___ Dataset records

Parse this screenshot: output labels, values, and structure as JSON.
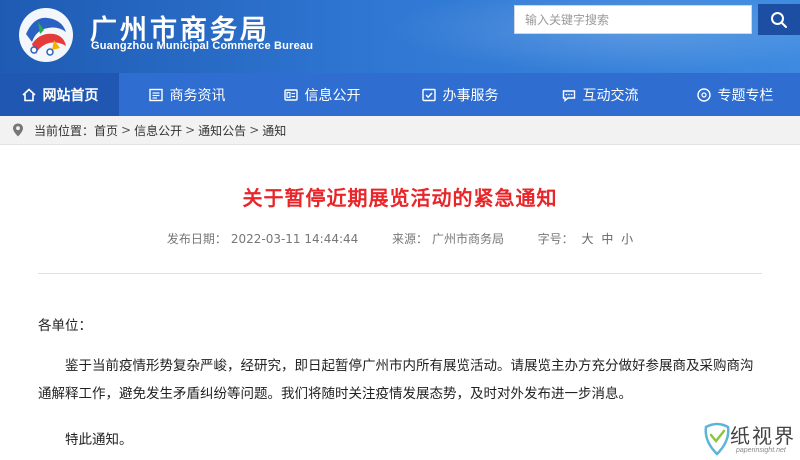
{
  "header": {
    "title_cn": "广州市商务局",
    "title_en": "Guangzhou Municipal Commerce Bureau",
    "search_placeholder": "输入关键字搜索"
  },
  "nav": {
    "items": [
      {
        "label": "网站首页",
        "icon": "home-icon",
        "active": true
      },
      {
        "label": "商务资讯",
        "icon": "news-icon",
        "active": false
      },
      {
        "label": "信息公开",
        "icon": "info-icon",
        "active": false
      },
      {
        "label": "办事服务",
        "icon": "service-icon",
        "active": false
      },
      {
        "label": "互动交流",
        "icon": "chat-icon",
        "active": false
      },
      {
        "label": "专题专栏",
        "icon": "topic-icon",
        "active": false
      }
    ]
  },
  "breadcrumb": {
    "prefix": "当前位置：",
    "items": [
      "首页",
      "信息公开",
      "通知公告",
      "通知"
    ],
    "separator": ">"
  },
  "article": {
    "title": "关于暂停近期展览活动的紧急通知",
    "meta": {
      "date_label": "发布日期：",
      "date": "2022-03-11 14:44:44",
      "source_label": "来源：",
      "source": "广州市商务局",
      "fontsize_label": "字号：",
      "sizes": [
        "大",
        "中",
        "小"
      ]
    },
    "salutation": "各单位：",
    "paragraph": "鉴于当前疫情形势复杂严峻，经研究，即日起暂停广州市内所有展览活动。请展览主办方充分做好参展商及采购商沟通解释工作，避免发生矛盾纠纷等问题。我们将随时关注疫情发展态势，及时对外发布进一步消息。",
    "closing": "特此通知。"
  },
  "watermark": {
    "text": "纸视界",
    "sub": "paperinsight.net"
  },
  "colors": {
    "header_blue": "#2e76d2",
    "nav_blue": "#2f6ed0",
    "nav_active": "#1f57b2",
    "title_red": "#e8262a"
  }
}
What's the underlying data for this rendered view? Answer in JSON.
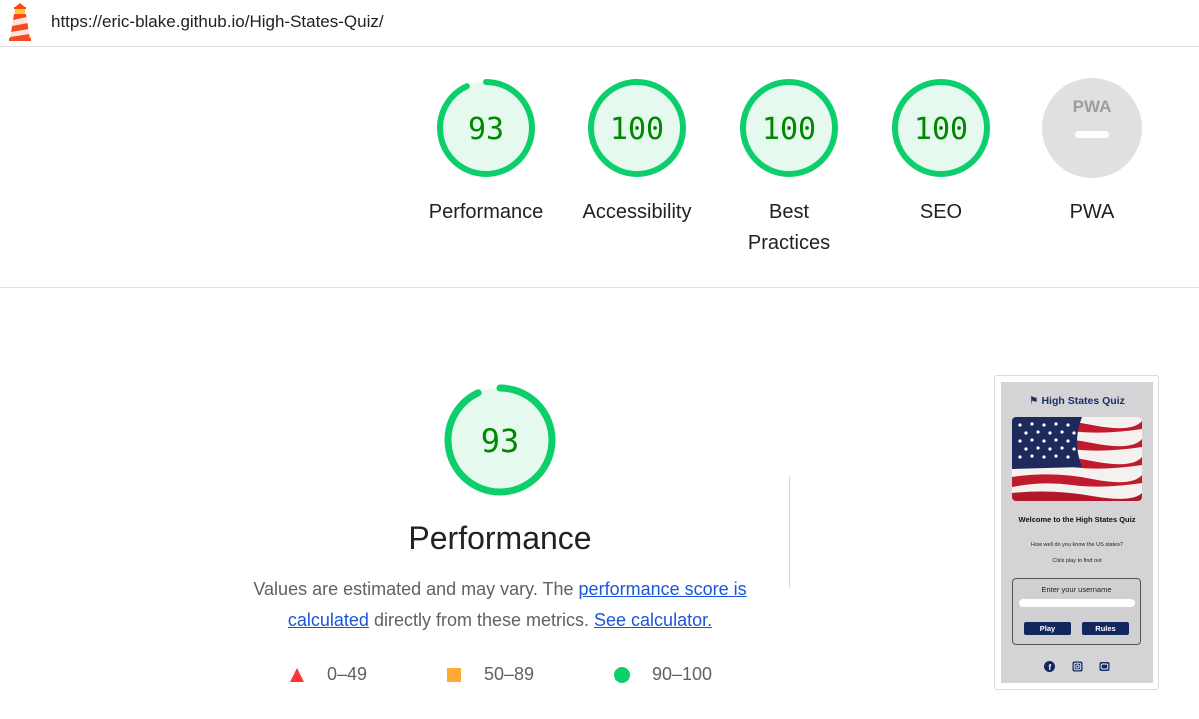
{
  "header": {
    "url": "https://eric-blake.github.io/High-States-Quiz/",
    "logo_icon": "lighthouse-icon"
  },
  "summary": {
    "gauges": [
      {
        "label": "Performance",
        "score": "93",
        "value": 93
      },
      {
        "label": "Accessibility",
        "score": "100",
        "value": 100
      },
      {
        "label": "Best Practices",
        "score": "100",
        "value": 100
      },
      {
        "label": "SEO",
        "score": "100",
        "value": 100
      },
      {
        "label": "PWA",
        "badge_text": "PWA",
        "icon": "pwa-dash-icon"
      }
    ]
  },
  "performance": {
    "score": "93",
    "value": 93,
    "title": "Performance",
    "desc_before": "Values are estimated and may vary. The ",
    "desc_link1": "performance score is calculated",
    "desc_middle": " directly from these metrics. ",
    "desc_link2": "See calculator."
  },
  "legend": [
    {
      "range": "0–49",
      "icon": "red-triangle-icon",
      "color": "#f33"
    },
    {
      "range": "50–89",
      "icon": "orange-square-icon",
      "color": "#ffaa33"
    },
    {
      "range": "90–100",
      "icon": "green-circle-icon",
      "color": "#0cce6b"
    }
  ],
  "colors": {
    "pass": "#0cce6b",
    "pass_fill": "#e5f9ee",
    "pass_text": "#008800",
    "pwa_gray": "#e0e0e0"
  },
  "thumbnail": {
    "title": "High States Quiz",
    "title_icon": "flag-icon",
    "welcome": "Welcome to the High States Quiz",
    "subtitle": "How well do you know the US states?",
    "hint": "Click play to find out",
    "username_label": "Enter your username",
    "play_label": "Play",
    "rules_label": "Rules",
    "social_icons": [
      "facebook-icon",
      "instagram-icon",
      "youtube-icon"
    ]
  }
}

______
___ Dataset records

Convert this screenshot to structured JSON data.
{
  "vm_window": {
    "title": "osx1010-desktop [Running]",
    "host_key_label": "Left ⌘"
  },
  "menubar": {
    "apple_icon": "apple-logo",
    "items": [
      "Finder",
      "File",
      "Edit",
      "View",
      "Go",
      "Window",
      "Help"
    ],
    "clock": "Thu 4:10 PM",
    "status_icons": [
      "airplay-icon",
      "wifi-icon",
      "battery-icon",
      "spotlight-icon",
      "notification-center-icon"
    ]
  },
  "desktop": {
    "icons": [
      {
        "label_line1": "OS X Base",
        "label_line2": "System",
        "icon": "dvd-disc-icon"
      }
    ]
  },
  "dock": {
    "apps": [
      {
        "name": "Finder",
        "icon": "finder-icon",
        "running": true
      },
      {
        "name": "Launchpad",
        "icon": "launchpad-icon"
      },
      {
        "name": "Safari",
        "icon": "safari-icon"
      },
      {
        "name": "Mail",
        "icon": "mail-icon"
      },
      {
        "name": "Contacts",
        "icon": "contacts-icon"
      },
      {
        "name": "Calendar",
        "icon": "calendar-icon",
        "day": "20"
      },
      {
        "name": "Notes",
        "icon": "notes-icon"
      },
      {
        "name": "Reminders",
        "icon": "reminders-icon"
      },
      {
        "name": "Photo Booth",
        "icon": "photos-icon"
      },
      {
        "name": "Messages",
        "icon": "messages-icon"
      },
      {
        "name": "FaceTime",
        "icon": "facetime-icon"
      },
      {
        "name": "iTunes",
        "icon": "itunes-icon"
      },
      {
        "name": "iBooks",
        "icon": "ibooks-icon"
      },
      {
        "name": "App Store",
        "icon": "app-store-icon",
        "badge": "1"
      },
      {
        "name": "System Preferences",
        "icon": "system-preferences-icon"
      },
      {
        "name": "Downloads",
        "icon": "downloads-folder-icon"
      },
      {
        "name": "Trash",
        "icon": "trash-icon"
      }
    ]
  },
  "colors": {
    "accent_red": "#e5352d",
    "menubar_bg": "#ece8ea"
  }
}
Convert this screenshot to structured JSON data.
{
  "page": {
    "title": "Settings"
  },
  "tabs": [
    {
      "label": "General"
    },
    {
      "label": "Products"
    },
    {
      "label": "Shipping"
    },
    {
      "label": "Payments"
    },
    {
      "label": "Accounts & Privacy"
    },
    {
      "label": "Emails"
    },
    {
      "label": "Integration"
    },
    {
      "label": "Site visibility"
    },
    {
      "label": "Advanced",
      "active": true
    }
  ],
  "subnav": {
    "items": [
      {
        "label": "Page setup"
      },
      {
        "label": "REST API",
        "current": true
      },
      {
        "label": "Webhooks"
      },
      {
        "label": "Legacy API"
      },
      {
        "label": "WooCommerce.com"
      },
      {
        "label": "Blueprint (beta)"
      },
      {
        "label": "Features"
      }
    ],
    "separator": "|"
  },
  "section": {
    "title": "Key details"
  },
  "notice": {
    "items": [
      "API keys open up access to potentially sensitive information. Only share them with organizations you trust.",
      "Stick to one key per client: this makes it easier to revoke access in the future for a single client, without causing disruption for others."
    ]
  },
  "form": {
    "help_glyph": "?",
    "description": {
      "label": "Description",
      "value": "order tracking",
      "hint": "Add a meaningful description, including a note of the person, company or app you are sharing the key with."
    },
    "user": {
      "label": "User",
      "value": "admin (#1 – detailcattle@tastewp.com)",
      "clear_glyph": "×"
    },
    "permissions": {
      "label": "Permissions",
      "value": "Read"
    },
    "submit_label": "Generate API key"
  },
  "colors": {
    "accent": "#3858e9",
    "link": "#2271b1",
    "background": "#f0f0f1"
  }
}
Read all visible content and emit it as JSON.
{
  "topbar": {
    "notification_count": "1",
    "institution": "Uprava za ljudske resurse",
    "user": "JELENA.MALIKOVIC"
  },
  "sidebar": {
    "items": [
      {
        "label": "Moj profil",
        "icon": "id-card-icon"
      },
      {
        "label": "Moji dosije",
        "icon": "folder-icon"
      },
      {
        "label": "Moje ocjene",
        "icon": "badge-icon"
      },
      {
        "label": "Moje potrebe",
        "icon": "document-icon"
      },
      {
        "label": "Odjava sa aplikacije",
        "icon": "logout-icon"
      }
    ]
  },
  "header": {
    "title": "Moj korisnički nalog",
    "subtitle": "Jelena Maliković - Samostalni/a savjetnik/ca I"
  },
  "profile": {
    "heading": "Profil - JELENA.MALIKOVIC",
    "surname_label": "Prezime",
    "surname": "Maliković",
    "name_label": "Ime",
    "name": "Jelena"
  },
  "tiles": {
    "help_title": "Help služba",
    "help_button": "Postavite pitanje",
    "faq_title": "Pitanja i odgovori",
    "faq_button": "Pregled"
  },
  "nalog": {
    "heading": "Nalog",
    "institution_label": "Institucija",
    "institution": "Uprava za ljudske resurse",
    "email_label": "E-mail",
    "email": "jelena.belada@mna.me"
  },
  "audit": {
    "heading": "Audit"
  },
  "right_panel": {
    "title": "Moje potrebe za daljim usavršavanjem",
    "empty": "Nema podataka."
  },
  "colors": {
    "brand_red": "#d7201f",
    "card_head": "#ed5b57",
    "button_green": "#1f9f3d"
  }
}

______

# Written request
Scan the listing above and copy all lines containing the word "true".

# Exercise answer
        "active": true
        "running": true
      "active": true
        "current": true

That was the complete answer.